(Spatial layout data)
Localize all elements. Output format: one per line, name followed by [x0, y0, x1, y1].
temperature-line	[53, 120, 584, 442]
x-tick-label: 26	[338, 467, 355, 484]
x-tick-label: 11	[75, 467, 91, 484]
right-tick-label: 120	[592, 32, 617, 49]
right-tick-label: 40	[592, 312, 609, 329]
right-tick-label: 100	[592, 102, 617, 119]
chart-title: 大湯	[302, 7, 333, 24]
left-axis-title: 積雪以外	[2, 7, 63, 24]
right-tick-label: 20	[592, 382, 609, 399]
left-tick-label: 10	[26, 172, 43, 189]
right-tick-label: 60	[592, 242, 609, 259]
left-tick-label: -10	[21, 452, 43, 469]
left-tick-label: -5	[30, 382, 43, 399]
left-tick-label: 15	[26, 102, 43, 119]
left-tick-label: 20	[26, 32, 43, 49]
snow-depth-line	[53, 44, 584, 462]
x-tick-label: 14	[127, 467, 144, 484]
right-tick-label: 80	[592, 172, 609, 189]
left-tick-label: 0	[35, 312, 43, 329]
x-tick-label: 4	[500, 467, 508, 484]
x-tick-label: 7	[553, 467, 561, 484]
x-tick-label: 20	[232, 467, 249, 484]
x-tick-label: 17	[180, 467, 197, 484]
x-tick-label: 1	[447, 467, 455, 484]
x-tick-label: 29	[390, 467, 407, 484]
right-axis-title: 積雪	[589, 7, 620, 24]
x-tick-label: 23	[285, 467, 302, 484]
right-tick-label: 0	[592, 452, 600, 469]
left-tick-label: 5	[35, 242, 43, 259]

**TASK DESCRIPTION**
Reproduce every one of these lines word for word.

**SOLUTION TO THIS TASK**
Localize all elements. Output format: one per line, name followed by [x0, y0, x1, y1].
temperature-line	[53, 120, 584, 442]
x-tick-label: 26	[338, 467, 355, 484]
x-tick-label: 11	[75, 467, 91, 484]
right-tick-label: 120	[592, 32, 617, 49]
right-tick-label: 40	[592, 312, 609, 329]
right-tick-label: 100	[592, 102, 617, 119]
chart-title: 大湯	[302, 7, 333, 24]
left-axis-title: 積雪以外	[2, 7, 63, 24]
right-tick-label: 20	[592, 382, 609, 399]
left-tick-label: 10	[26, 172, 43, 189]
right-tick-label: 60	[592, 242, 609, 259]
left-tick-label: -10	[21, 452, 43, 469]
left-tick-label: -5	[30, 382, 43, 399]
left-tick-label: 15	[26, 102, 43, 119]
left-tick-label: 20	[26, 32, 43, 49]
snow-depth-line	[53, 44, 584, 462]
x-tick-label: 14	[127, 467, 144, 484]
right-tick-label: 80	[592, 172, 609, 189]
left-tick-label: 0	[35, 312, 43, 329]
x-tick-label: 4	[500, 467, 508, 484]
x-tick-label: 7	[553, 467, 561, 484]
x-tick-label: 20	[232, 467, 249, 484]
x-tick-label: 17	[180, 467, 197, 484]
x-tick-label: 1	[447, 467, 455, 484]
x-tick-label: 29	[390, 467, 407, 484]
right-axis-title: 積雪	[589, 7, 620, 24]
x-tick-label: 23	[285, 467, 302, 484]
right-tick-label: 0	[592, 452, 600, 469]
left-tick-label: 5	[35, 242, 43, 259]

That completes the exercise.